## PROBLEM TO WORK ON:
Locate the word "Bitcoin" in the entries below, then gather every line that holds it.

## INPUT FOR THIS TASK:
○ ○ ○

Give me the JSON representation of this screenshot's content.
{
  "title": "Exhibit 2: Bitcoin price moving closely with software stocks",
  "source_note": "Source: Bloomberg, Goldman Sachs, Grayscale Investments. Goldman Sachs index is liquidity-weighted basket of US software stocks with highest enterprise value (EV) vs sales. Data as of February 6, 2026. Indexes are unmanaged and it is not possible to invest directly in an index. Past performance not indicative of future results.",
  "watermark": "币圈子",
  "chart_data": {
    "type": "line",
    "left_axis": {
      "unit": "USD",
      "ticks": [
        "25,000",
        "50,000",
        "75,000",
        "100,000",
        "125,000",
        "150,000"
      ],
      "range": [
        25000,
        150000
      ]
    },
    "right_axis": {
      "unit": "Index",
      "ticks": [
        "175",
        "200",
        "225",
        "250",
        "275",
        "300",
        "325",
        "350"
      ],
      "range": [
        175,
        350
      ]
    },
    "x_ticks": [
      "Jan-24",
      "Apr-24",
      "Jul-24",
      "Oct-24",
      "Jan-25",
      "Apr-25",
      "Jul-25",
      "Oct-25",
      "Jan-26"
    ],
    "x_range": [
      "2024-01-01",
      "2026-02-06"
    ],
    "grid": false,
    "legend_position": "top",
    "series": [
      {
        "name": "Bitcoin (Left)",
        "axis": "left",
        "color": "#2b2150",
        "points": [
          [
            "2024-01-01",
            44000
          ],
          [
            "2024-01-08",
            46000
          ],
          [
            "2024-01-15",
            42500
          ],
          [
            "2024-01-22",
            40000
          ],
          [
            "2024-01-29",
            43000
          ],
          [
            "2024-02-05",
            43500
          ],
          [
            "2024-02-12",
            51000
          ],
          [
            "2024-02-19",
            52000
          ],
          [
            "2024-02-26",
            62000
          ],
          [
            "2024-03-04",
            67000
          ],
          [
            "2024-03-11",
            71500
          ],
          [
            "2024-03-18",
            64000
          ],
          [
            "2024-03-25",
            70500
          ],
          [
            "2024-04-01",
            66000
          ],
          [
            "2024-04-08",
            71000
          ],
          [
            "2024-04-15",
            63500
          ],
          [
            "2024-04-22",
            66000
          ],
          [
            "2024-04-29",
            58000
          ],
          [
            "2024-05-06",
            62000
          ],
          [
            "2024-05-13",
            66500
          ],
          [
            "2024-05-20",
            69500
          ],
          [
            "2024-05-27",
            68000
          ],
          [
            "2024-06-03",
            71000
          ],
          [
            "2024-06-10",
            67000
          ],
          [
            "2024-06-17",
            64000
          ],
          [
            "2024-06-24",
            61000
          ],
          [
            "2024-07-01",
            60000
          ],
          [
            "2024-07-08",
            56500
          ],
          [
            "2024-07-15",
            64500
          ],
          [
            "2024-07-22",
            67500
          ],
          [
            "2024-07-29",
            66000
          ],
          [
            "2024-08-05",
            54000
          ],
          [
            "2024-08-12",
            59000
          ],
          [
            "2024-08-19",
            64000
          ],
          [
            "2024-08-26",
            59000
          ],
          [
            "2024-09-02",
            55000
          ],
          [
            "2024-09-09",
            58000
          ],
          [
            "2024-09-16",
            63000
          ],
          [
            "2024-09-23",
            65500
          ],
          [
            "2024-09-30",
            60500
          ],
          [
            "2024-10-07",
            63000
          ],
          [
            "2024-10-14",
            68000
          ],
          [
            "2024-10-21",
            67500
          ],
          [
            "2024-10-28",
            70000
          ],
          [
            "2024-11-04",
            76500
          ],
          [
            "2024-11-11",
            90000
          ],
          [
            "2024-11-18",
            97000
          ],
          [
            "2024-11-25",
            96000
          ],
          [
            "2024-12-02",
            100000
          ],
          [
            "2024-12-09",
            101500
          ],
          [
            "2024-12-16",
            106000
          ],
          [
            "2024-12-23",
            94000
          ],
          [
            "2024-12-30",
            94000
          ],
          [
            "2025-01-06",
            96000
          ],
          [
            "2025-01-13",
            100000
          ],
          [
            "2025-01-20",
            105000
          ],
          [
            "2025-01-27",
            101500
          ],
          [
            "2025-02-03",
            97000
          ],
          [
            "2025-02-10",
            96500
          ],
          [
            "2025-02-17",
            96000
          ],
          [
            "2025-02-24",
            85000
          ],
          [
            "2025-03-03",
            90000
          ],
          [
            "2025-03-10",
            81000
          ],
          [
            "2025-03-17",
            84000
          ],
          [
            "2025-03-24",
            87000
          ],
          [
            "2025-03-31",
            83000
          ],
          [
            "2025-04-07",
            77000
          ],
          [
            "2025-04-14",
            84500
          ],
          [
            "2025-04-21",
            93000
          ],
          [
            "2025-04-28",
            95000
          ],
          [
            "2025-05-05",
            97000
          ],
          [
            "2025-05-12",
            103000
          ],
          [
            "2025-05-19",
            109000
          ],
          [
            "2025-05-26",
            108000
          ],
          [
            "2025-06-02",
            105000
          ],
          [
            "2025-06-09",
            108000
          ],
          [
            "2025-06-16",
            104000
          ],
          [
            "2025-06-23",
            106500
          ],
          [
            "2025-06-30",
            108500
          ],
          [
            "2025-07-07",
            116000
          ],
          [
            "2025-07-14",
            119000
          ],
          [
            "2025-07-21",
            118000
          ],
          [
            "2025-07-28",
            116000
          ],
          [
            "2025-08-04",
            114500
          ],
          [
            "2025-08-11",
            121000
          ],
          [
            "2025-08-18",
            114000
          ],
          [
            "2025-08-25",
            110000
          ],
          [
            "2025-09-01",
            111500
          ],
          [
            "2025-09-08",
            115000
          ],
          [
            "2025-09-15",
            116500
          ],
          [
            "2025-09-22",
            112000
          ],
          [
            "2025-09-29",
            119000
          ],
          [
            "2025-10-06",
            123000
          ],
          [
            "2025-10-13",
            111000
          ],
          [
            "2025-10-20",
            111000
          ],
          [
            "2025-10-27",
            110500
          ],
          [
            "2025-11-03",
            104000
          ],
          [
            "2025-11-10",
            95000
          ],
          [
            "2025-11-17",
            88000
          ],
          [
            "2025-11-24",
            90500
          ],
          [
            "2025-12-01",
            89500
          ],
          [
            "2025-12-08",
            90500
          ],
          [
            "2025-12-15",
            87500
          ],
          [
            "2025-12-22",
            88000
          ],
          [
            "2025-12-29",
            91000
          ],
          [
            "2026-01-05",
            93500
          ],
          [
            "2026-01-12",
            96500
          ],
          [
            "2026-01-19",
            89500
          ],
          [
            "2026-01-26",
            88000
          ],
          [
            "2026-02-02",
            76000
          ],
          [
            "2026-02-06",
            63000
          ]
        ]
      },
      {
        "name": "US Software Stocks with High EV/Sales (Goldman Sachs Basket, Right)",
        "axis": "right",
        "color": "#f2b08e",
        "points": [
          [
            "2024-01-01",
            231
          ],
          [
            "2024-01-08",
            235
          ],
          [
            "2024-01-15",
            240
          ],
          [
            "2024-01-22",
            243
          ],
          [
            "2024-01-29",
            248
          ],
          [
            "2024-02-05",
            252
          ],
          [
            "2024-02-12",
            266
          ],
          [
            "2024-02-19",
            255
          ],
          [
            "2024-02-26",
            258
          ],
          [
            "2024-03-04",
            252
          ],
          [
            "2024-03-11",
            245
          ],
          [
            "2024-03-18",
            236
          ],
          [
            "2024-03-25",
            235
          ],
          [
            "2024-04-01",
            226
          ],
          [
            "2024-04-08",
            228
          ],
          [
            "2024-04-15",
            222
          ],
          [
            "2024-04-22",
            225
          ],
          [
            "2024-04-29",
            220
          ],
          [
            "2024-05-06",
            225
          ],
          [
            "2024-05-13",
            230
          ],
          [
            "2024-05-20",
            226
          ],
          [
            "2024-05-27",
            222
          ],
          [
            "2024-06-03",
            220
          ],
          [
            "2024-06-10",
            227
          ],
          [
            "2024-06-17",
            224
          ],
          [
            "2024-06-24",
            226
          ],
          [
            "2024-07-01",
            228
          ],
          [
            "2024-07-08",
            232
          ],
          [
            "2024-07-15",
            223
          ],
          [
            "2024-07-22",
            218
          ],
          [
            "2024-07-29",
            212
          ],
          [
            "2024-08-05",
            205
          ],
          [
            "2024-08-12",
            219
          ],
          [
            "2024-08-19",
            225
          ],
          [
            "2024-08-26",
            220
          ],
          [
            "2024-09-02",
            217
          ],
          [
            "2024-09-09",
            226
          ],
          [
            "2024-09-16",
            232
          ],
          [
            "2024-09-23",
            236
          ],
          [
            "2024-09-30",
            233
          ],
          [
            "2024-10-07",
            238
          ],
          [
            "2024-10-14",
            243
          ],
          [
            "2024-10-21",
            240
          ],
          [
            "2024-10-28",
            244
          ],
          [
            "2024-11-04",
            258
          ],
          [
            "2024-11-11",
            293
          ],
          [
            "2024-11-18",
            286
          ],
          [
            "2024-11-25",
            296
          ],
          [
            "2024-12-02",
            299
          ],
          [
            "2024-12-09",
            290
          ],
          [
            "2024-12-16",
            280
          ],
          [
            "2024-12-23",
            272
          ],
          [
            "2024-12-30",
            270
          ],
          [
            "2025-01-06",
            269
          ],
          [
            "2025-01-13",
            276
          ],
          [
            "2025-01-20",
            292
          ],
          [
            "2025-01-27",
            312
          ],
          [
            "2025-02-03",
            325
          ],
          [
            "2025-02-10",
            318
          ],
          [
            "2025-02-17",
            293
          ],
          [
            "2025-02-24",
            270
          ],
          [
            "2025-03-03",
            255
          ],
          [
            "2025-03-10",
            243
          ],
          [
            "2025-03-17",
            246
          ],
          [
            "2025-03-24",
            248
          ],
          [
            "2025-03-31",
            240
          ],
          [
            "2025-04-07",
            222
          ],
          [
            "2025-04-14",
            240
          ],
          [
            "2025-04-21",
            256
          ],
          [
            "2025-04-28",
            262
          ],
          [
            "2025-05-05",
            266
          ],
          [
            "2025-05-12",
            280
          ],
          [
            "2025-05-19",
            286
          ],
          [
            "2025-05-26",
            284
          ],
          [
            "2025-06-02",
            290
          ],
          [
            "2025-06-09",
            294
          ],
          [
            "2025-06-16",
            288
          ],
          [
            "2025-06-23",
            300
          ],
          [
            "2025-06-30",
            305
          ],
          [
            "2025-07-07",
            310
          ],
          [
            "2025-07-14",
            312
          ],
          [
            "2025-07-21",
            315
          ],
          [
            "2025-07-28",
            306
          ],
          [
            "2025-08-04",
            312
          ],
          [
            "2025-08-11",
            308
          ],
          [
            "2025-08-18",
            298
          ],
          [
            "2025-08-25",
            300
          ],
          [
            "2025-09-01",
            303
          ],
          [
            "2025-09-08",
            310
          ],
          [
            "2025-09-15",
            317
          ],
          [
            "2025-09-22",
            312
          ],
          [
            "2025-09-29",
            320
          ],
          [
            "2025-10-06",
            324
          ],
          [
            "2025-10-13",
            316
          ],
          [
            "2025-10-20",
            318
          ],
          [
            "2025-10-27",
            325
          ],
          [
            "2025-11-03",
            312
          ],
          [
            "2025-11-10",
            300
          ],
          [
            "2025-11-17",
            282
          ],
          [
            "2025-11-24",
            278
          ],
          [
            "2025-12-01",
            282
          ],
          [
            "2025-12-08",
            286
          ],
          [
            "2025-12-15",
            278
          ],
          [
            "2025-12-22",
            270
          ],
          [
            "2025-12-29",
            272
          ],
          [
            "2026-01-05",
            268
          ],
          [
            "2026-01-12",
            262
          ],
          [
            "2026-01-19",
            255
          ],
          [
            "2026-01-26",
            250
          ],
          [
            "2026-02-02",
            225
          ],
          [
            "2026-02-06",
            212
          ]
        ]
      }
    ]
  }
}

○ ○ ○

## THE ANSWER:
  "title": "Exhibit 2: Bitcoin price moving closely with software stocks",
        "name": "Bitcoin (Left)",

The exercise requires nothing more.